───── SOURCE RECORDS

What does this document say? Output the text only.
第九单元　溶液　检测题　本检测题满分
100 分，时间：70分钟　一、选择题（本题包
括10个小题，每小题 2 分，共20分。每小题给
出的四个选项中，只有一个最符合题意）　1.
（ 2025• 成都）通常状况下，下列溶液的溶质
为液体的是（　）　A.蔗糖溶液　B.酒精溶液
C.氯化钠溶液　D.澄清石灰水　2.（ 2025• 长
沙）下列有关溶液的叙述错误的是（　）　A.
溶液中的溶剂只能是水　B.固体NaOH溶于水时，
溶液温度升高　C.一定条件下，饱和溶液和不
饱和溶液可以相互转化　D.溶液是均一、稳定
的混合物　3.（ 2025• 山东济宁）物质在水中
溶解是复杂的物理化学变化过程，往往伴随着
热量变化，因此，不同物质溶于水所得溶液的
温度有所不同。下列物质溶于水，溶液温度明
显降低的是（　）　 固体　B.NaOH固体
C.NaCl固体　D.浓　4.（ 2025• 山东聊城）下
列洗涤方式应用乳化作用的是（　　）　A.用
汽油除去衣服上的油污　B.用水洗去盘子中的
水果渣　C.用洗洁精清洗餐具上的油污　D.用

──────────

PROBLEM TO SOLVE: Extract each line from the listing above, please, and repeat it exactly.

EXERCISE RESULT:
What does this document say? Output the text only.
第九单元　溶液　检测题　本检测题满分
100 分，时间：70分钟　一、选择题（本题包
括10个小题，每小题 2 分，共20分。每小题给
出的四个选项中，只有一个最符合题意）　1.
（ 2025• 成都）通常状况下，下列溶液的溶质
为液体的是（　）　A.蔗糖溶液　B.酒精溶液
C.氯化钠溶液　D.澄清石灰水　2.（ 2025• 长
沙）下列有关溶液的叙述错误的是（　）　A.
溶液中的溶剂只能是水　B.固体NaOH溶于水时，
溶液温度升高　C.一定条件下，饱和溶液和不
饱和溶液可以相互转化　D.溶液是均一、稳定
的混合物　3.（ 2025• 山东济宁）物质在水中
溶解是复杂的物理化学变化过程，往往伴随着
热量变化，因此，不同物质溶于水所得溶液的
温度有所不同。下列物质溶于水，溶液温度明
显降低的是（　）　 固体　B.NaOH固体
C.NaCl固体　D.浓　4.（ 2025• 山东聊城）下
列洗涤方式应用乳化作用的是（　　）　A.用
汽油除去衣服上的油污　B.用水洗去盘子中的
水果渣　C.用洗洁精清洗餐具上的油污　D.用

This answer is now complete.